▸ Exercise goal
Collect from the data below each line with "this".

▸ Raw data
-*-

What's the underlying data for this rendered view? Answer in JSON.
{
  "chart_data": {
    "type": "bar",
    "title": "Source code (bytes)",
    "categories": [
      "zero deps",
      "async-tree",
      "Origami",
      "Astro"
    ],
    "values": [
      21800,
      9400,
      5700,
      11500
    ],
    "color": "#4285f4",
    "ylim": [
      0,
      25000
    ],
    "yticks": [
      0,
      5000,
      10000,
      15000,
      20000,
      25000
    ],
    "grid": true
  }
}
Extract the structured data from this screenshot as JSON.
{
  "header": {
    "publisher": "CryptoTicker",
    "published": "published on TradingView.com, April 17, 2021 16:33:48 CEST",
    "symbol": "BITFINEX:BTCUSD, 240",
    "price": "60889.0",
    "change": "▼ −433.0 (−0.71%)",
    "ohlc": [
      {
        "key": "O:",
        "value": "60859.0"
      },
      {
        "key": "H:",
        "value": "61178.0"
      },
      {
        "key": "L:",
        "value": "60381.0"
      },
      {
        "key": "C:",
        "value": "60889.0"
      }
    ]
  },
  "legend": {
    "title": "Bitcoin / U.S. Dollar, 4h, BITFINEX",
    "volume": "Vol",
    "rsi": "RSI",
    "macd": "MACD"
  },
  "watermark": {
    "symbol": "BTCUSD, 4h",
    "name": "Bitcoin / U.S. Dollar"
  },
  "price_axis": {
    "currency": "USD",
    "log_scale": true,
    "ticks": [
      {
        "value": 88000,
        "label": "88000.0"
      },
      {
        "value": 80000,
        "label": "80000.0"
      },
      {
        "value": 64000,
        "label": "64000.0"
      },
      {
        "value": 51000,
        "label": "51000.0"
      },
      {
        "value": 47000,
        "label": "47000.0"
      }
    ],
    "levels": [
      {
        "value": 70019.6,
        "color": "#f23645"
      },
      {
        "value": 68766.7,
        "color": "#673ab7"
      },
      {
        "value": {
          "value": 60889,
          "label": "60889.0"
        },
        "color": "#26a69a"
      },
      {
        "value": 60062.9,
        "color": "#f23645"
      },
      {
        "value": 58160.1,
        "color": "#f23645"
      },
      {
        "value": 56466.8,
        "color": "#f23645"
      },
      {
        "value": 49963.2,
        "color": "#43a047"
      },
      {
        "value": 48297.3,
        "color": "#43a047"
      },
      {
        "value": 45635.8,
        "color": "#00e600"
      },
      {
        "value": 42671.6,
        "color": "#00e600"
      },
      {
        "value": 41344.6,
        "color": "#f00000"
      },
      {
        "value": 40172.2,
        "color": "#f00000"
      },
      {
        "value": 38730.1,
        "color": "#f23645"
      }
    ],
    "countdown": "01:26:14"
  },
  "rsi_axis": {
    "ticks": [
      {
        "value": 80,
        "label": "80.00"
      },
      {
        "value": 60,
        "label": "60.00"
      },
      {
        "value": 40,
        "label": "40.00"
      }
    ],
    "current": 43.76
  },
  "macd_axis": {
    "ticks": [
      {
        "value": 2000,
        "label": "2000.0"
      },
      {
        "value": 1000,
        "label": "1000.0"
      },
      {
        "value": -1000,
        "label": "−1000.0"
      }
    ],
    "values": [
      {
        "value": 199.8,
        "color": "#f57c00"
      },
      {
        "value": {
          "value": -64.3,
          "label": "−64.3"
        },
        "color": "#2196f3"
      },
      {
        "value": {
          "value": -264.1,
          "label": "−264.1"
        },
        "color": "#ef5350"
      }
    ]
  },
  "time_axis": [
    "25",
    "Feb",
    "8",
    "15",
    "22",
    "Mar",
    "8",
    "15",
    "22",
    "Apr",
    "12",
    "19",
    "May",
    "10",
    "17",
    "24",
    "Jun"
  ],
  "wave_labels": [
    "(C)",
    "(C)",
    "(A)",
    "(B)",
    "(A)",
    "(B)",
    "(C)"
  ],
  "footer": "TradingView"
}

-*-

▸ The output
What's the underlying data for this rendered view? Answer in JSON.
Extract the structured data from this screenshot as JSON.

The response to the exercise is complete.